◆ EXERCISE PROMPT ◆
Starting at the line that holds "What data populates", restate every line word for word up to and including the last one in the listing below, and omit all pictures.

Dataset excerpt:
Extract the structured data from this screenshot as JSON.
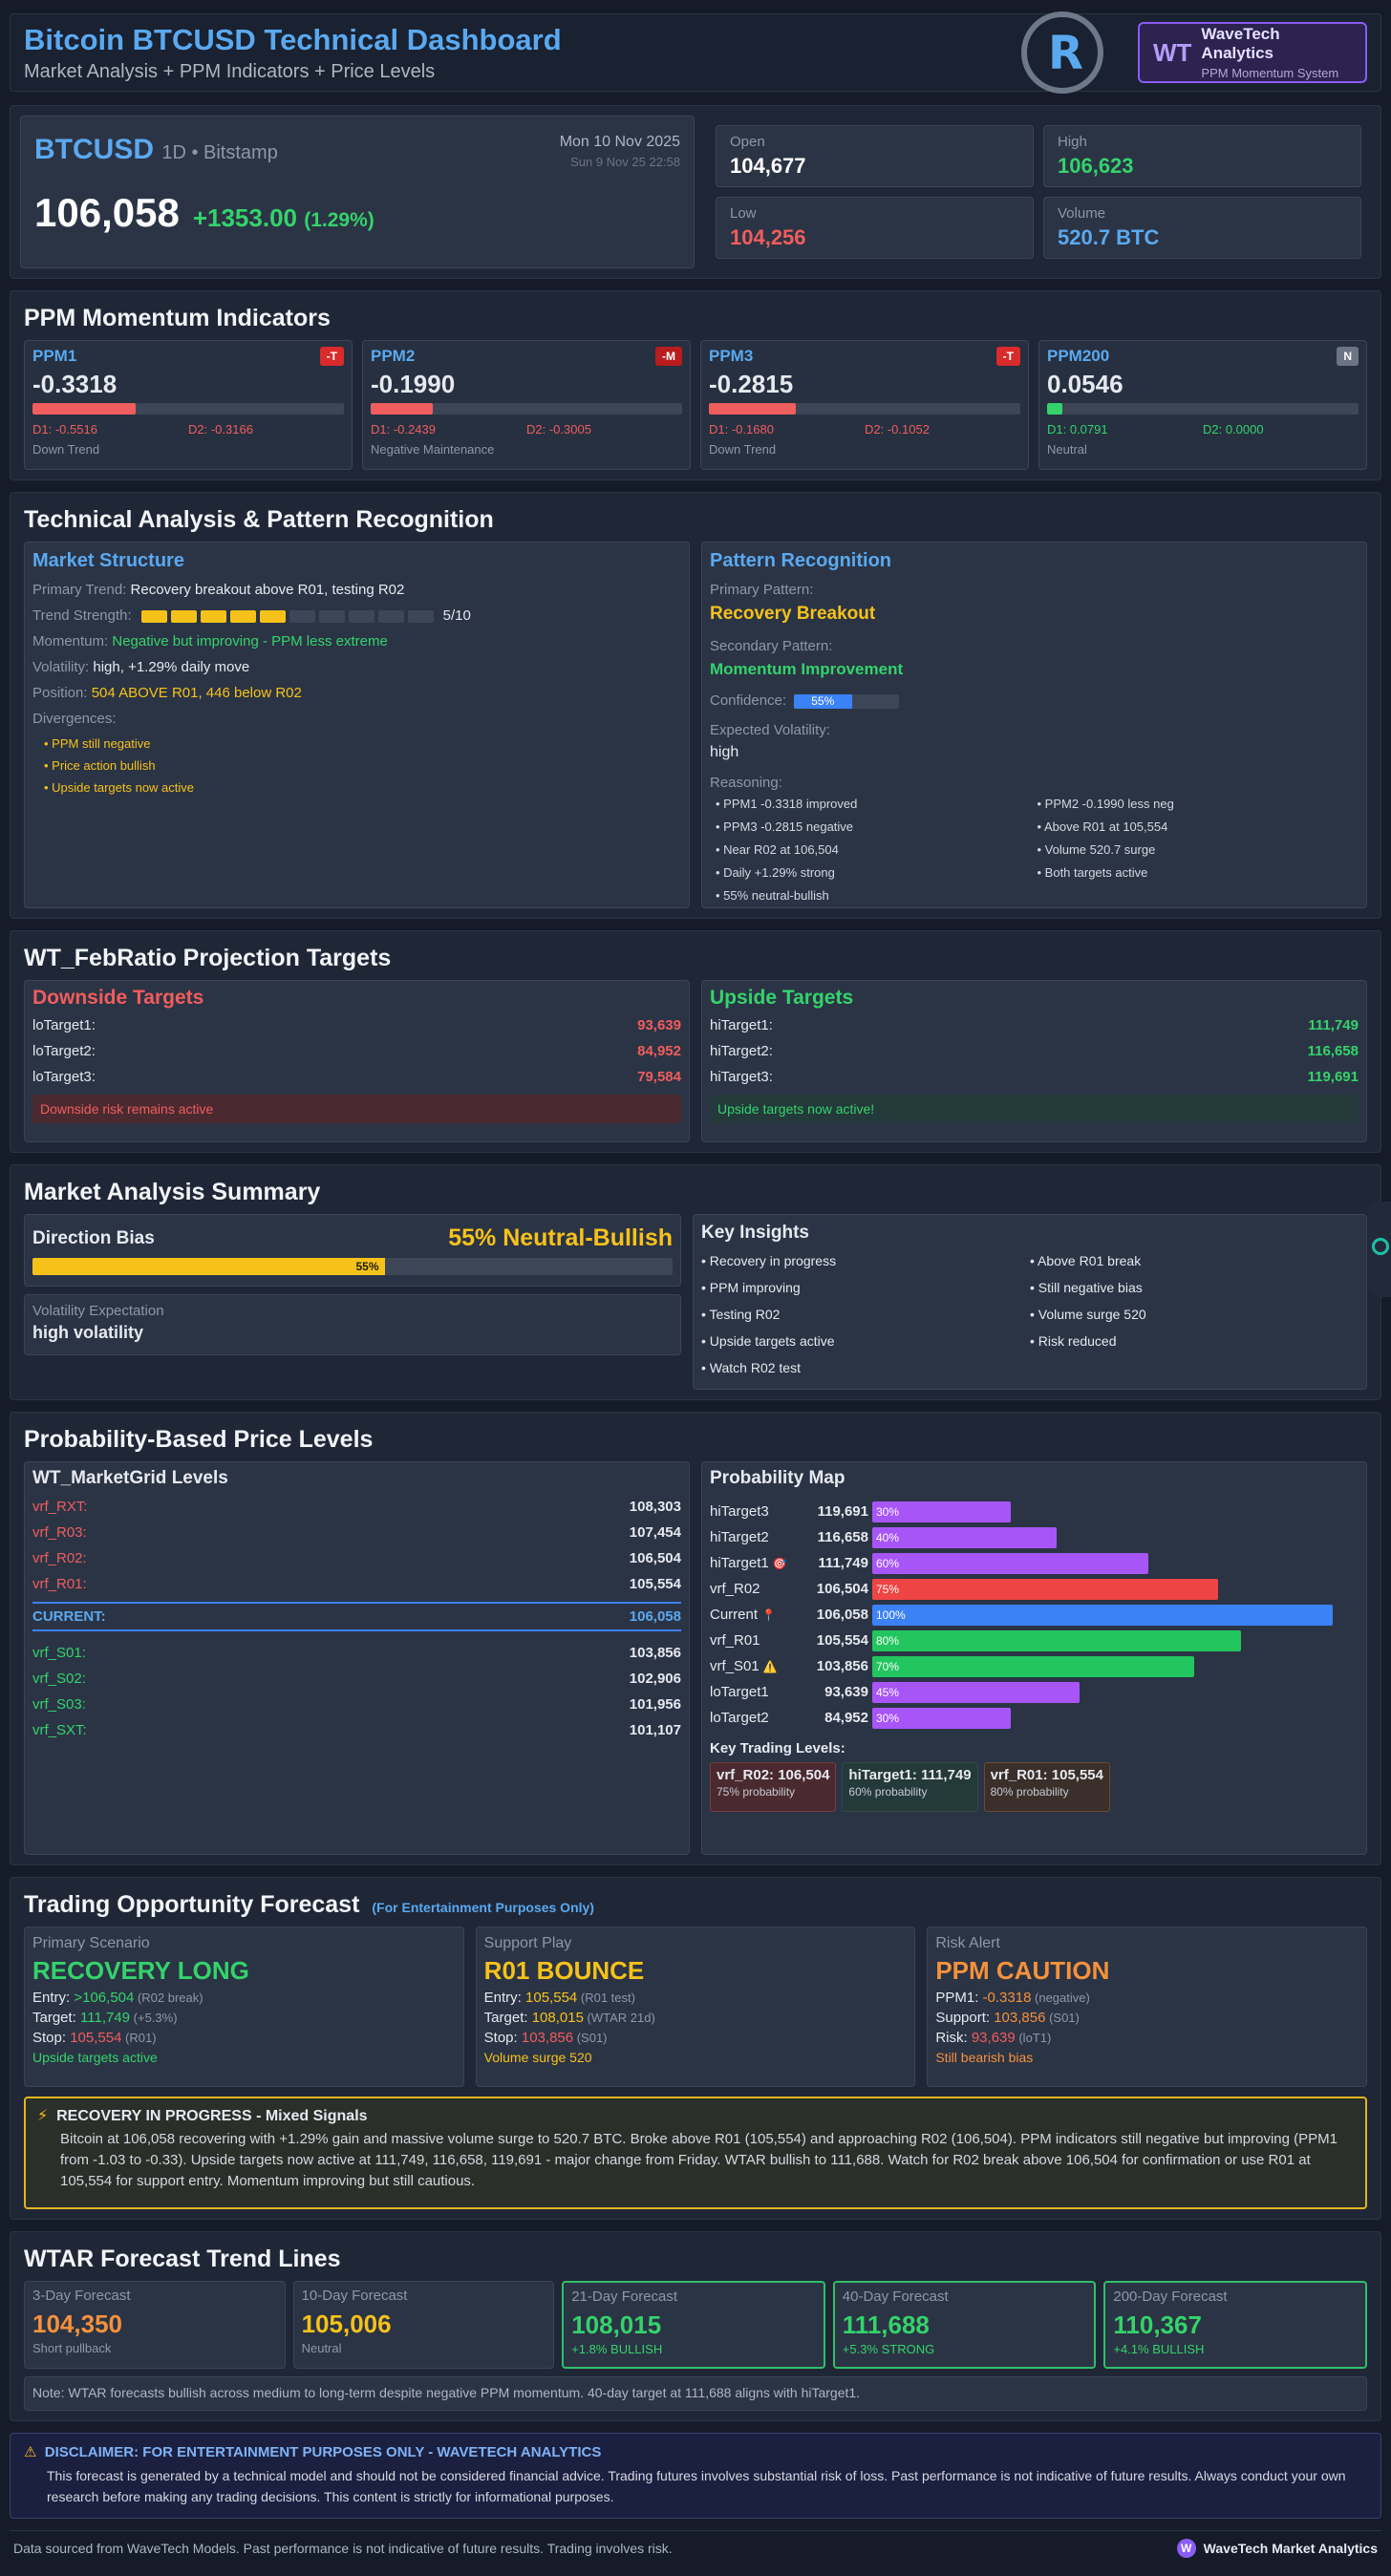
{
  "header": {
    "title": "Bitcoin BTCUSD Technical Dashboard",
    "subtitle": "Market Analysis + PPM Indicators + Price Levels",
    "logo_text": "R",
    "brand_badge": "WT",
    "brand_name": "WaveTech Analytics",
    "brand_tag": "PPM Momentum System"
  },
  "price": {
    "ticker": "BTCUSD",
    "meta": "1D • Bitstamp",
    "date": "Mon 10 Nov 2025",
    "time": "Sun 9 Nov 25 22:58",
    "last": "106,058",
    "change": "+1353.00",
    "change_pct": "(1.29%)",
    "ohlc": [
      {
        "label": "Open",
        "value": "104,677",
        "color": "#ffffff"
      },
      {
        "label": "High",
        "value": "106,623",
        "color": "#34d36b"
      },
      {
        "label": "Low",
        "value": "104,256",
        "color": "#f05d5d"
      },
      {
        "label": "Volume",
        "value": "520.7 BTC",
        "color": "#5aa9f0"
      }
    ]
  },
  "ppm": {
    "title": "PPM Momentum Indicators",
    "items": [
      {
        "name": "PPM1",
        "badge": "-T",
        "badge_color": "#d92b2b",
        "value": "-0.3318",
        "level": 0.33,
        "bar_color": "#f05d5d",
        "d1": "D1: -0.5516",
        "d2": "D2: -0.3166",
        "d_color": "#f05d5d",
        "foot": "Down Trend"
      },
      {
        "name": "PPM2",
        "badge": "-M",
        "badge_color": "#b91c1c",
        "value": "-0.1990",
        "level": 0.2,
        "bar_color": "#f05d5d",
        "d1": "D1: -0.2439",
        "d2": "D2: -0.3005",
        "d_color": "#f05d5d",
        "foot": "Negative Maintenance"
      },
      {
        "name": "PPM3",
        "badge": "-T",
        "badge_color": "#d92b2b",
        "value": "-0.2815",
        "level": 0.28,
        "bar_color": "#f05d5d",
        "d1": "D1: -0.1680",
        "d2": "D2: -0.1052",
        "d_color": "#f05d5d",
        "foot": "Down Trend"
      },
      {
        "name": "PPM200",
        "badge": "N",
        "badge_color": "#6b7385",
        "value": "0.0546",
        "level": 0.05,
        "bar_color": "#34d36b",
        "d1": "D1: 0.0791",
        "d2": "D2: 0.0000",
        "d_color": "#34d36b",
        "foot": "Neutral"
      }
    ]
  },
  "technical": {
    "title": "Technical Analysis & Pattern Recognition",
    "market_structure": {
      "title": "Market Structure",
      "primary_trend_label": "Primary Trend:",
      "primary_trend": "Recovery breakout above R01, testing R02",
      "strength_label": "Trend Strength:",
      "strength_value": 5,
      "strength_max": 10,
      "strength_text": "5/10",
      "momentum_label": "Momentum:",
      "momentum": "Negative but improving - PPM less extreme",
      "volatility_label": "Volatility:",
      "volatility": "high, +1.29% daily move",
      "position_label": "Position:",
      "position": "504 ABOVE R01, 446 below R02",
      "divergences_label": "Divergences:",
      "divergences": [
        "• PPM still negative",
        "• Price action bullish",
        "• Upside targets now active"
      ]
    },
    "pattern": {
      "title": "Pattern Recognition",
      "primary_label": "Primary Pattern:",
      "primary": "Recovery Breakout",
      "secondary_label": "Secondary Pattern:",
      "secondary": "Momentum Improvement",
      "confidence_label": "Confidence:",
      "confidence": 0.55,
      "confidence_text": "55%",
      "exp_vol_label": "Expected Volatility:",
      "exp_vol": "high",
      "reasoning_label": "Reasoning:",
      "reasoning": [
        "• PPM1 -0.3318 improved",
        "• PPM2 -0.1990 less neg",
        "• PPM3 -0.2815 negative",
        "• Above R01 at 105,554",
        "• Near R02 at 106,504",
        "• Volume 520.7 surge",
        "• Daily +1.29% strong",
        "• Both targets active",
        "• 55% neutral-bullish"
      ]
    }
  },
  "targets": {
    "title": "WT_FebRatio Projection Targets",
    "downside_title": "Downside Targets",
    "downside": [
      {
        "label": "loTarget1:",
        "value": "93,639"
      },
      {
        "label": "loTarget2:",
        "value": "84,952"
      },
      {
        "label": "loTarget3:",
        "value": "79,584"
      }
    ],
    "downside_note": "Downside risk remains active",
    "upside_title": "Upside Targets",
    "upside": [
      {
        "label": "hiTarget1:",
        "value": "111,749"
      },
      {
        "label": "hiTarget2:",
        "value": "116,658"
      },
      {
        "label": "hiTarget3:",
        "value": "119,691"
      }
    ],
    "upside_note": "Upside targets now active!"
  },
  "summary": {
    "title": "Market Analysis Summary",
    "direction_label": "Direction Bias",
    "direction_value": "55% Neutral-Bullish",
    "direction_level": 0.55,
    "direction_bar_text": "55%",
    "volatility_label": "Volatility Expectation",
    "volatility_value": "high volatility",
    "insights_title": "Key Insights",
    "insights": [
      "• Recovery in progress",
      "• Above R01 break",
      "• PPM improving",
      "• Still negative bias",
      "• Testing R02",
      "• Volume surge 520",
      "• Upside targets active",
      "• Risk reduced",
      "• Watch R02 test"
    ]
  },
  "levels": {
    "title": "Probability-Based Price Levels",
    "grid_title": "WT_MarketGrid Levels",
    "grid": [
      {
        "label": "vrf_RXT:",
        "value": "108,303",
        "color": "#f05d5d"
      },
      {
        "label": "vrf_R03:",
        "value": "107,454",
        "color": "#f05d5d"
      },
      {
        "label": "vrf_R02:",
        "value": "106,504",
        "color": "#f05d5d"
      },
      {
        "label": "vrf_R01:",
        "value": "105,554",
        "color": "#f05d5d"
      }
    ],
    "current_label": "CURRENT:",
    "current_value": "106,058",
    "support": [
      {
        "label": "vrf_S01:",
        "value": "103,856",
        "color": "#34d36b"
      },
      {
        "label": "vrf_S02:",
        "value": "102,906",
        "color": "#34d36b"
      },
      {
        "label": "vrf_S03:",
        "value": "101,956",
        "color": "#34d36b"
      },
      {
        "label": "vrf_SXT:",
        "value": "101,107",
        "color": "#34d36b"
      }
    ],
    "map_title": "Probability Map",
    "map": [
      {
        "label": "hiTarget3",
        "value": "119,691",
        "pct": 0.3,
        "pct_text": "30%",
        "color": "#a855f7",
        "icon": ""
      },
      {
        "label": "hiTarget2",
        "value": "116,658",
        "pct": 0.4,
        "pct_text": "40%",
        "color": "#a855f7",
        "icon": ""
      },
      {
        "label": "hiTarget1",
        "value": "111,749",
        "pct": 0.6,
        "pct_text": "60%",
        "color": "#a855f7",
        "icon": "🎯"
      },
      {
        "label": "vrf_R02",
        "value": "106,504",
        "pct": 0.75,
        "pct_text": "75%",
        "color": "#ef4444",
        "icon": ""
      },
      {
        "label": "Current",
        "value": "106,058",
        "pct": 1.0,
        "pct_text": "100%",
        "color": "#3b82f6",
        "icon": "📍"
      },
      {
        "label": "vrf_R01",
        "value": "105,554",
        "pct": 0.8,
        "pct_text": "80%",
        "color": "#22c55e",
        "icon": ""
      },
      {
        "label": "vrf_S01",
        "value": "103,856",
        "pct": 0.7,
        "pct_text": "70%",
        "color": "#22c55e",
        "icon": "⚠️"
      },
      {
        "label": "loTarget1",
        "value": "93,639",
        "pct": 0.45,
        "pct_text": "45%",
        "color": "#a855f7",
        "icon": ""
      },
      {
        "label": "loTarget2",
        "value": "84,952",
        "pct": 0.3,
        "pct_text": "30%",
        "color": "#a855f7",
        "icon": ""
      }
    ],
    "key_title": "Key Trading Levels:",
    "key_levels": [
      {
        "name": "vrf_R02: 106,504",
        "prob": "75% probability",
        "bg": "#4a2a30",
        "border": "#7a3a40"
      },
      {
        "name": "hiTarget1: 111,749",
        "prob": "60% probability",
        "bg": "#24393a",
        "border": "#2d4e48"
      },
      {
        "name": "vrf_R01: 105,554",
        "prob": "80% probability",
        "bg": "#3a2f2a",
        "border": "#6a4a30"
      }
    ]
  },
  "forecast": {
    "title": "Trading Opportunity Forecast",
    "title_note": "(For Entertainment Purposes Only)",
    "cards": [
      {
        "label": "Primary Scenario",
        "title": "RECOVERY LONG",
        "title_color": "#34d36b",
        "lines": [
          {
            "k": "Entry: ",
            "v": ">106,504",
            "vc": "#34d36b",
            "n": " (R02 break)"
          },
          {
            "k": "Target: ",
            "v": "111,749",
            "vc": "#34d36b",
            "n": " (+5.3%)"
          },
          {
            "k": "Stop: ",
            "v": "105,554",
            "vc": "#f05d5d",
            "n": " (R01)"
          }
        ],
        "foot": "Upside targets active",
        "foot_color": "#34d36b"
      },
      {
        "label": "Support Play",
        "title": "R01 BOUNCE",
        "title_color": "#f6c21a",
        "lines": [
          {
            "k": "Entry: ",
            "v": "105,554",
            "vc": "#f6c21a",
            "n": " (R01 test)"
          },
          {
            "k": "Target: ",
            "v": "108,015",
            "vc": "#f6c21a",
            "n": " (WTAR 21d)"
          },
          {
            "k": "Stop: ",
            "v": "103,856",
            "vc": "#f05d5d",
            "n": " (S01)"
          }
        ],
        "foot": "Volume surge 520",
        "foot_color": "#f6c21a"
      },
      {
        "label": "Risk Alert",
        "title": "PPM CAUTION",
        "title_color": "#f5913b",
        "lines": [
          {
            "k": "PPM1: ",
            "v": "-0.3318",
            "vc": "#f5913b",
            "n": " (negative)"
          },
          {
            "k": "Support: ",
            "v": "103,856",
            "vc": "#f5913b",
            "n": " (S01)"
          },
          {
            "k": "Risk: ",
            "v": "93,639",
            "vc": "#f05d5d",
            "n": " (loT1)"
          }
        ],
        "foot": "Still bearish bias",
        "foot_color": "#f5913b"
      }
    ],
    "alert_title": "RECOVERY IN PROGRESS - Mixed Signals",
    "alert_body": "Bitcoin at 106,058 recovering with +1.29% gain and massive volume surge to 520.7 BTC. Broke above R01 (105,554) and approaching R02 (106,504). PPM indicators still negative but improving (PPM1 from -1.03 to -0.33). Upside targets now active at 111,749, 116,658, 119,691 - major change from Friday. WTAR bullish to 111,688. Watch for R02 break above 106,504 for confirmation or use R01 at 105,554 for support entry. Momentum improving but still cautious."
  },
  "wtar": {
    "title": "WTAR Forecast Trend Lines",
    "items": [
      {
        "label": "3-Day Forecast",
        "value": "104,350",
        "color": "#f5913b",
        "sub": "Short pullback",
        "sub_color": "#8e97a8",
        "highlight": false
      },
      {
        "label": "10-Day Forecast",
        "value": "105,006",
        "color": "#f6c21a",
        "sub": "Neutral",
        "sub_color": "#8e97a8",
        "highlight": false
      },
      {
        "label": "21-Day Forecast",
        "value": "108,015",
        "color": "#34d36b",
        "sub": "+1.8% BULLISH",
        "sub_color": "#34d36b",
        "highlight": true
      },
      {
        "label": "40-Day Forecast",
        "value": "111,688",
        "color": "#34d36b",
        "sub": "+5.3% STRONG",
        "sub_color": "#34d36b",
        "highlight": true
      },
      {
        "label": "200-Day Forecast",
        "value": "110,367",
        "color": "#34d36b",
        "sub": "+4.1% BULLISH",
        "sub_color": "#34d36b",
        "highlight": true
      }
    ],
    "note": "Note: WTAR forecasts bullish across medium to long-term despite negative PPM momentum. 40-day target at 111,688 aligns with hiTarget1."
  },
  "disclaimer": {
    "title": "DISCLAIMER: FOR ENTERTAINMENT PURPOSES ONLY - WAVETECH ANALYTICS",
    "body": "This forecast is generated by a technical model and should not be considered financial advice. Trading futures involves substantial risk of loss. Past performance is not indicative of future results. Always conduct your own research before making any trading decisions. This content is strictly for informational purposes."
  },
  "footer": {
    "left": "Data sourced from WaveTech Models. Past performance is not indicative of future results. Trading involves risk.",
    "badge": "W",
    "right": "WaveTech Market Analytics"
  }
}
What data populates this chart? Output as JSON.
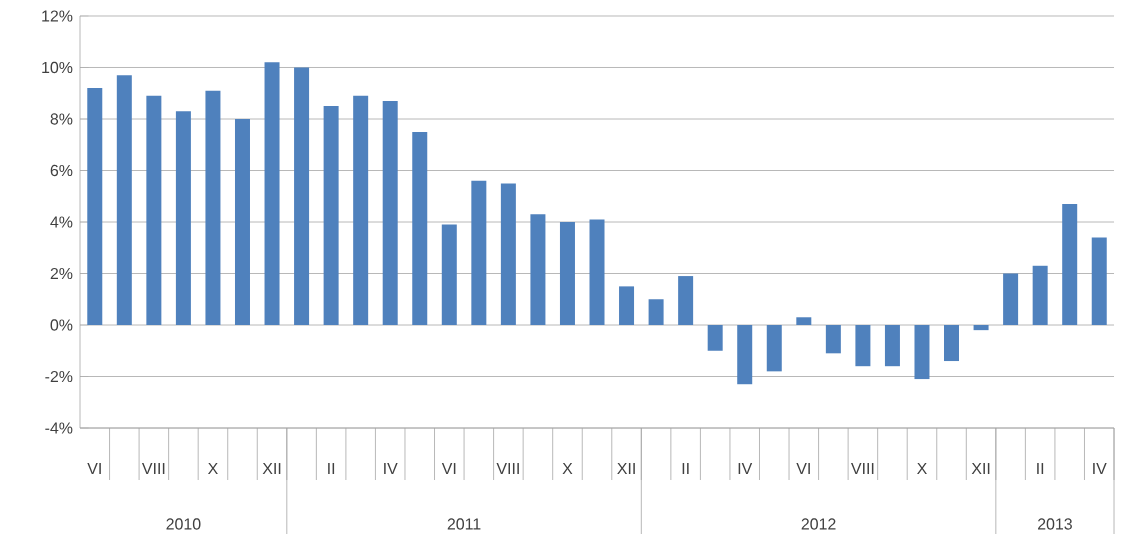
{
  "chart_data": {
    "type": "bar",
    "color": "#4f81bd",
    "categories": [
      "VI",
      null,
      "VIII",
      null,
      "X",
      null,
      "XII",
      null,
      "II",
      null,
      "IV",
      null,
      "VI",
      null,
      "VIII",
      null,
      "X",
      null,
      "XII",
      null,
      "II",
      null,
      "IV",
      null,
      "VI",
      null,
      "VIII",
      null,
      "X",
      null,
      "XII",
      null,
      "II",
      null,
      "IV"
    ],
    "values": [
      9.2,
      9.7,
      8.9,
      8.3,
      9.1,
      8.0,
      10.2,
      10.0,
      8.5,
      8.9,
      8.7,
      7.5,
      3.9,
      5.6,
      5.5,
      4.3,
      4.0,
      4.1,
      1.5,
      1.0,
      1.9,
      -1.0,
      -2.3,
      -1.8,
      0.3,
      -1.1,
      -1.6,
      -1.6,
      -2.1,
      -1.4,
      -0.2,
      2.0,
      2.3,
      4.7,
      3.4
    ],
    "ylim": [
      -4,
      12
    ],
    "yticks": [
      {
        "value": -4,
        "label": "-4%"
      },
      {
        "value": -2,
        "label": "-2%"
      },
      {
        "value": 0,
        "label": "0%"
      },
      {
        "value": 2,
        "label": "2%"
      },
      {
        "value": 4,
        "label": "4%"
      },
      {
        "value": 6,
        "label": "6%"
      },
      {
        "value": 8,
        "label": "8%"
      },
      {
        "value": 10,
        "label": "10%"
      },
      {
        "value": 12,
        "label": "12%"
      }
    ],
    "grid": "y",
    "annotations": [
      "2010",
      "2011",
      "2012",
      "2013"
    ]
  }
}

◆ OUTPUT OF THE EXERCISE ◆
What data populates this chart? Output as JSON.
{
  "chart_data": {
    "type": "bar",
    "color": "#4f81bd",
    "categories": [
      "VI",
      null,
      "VIII",
      null,
      "X",
      null,
      "XII",
      null,
      "II",
      null,
      "IV",
      null,
      "VI",
      null,
      "VIII",
      null,
      "X",
      null,
      "XII",
      null,
      "II",
      null,
      "IV",
      null,
      "VI",
      null,
      "VIII",
      null,
      "X",
      null,
      "XII",
      null,
      "II",
      null,
      "IV"
    ],
    "values": [
      9.2,
      9.7,
      8.9,
      8.3,
      9.1,
      8.0,
      10.2,
      10.0,
      8.5,
      8.9,
      8.7,
      7.5,
      3.9,
      5.6,
      5.5,
      4.3,
      4.0,
      4.1,
      1.5,
      1.0,
      1.9,
      -1.0,
      -2.3,
      -1.8,
      0.3,
      -1.1,
      -1.6,
      -1.6,
      -2.1,
      -1.4,
      -0.2,
      2.0,
      2.3,
      4.7,
      3.4
    ],
    "ylim": [
      -4,
      12
    ],
    "yticks": [
      {
        "value": -4,
        "label": "-4%"
      },
      {
        "value": -2,
        "label": "-2%"
      },
      {
        "value": 0,
        "label": "0%"
      },
      {
        "value": 2,
        "label": "2%"
      },
      {
        "value": 4,
        "label": "4%"
      },
      {
        "value": 6,
        "label": "6%"
      },
      {
        "value": 8,
        "label": "8%"
      },
      {
        "value": 10,
        "label": "10%"
      },
      {
        "value": 12,
        "label": "12%"
      }
    ],
    "grid": "y",
    "annotations": [
      "2010",
      "2011",
      "2012",
      "2013"
    ]
  }
}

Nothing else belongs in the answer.